Problem description – Look through the material below and give the number of lines holding "this", with no other words.
— START OF Records for the exercise —
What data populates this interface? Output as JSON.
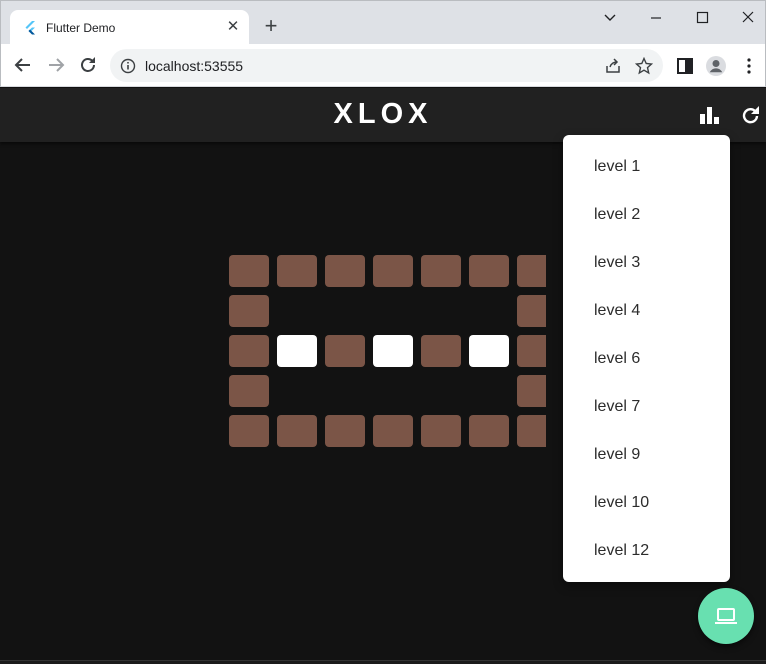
{
  "browser": {
    "tab_title": "Flutter Demo",
    "tab_close": "✕",
    "new_tab": "+",
    "url": "localhost:53555"
  },
  "app": {
    "title": "XLOX",
    "colors": {
      "appbar": "#212121",
      "background": "#121212",
      "tile": "#7b5547",
      "tile_active": "#ffffff",
      "fab": "#68e0b0"
    }
  },
  "board": {
    "rows": [
      [
        "brown",
        "brown",
        "brown",
        "brown",
        "brown",
        "brown",
        "brown"
      ],
      [
        "brown",
        "empty",
        "empty",
        "empty",
        "empty",
        "empty",
        "brown"
      ],
      [
        "brown",
        "white",
        "brown",
        "white",
        "brown",
        "white",
        "brown"
      ],
      [
        "brown",
        "empty",
        "empty",
        "empty",
        "empty",
        "empty",
        "brown"
      ],
      [
        "brown",
        "brown",
        "brown",
        "brown",
        "brown",
        "brown",
        "brown"
      ]
    ]
  },
  "menu": {
    "items": [
      "level 1",
      "level 2",
      "level 3",
      "level 4",
      "level 6",
      "level 7",
      "level 9",
      "level 10",
      "level 12"
    ]
  },
  "icons": {
    "appbar": [
      "bar-chart-icon",
      "refresh-icon"
    ],
    "fab": "laptop-icon"
  }
}
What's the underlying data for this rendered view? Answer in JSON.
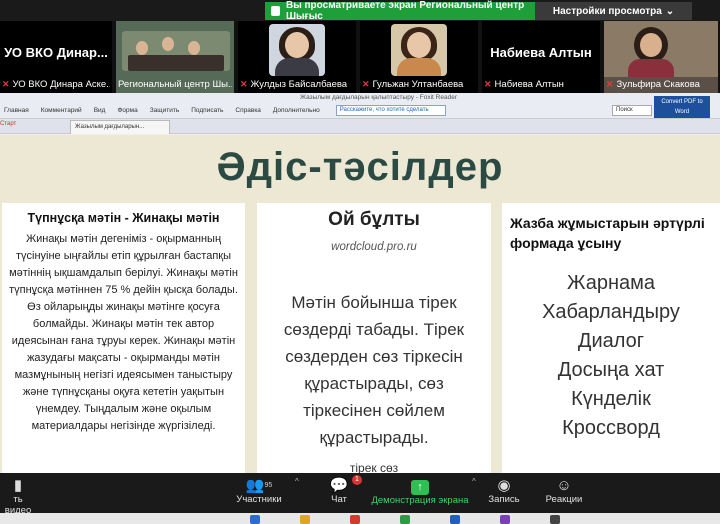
— END OF Records for the exercise —
Expected answer – 2